## start RECORDS PROVIDED

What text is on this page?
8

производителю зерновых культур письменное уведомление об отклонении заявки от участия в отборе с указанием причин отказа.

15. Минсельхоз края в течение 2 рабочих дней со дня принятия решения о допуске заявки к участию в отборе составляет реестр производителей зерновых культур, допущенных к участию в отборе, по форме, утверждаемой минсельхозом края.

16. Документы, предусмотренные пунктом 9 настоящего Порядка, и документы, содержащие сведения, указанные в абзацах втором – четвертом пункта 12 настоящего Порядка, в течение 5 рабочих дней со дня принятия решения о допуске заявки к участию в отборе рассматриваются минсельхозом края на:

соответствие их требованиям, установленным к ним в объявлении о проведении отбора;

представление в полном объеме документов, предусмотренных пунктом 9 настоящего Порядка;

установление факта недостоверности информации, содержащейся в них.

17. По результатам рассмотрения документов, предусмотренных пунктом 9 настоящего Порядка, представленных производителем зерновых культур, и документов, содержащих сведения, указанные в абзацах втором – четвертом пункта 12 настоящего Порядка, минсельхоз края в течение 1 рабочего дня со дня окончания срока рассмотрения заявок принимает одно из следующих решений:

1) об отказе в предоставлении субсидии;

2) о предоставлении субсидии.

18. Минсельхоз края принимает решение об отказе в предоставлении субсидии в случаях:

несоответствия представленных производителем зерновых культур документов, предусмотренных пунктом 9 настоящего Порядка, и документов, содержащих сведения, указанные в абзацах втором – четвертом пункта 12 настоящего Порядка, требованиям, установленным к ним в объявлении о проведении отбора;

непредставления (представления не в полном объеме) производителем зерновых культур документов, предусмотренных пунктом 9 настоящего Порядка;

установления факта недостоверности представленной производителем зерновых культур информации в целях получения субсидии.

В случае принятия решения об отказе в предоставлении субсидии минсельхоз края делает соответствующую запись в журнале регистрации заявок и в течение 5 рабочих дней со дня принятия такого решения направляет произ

## end RECORDS PROVIDED

● **EXERCISE REQUIREMENTS**:
Write out the full listing, keeping every line exactly as it is.

● **RESULT OF THE EXERCISE**:
What text is on this page?
8

производителю зерновых культур письменное уведомление об отклонении заявки от участия в отборе с указанием причин отказа.

15. Минсельхоз края в течение 2 рабочих дней со дня принятия решения о допуске заявки к участию в отборе составляет реестр производителей зерновых культур, допущенных к участию в отборе, по форме, утверждаемой минсельхозом края.

16. Документы, предусмотренные пунктом 9 настоящего Порядка, и документы, содержащие сведения, указанные в абзацах втором – четвертом пункта 12 настоящего Порядка, в течение 5 рабочих дней со дня принятия решения о допуске заявки к участию в отборе рассматриваются минсельхозом края на:

соответствие их требованиям, установленным к ним в объявлении о проведении отбора;

представление в полном объеме документов, предусмотренных пунктом 9 настоящего Порядка;

установление факта недостоверности информации, содержащейся в них.

17. По результатам рассмотрения документов, предусмотренных пунктом 9 настоящего Порядка, представленных производителем зерновых культур, и документов, содержащих сведения, указанные в абзацах втором – четвертом пункта 12 настоящего Порядка, минсельхоз края в течение 1 рабочего дня со дня окончания срока рассмотрения заявок принимает одно из следующих решений:

1) об отказе в предоставлении субсидии;

2) о предоставлении субсидии.

18. Минсельхоз края принимает решение об отказе в предоставлении субсидии в случаях:

несоответствия представленных производителем зерновых культур документов, предусмотренных пунктом 9 настоящего Порядка, и документов, содержащих сведения, указанные в абзацах втором – четвертом пункта 12 настоящего Порядка, требованиям, установленным к ним в объявлении о проведении отбора;

непредставления (представления не в полном объеме) производителем зерновых культур документов, предусмотренных пунктом 9 настоящего Порядка;

установления факта недостоверности представленной производителем зерновых культур информации в целях получения субсидии.

В случае принятия решения об отказе в предоставлении субсидии минсельхоз края делает соответствующую запись в журнале регистрации заявок и в течение 5 рабочих дней со дня принятия такого решения направляет произ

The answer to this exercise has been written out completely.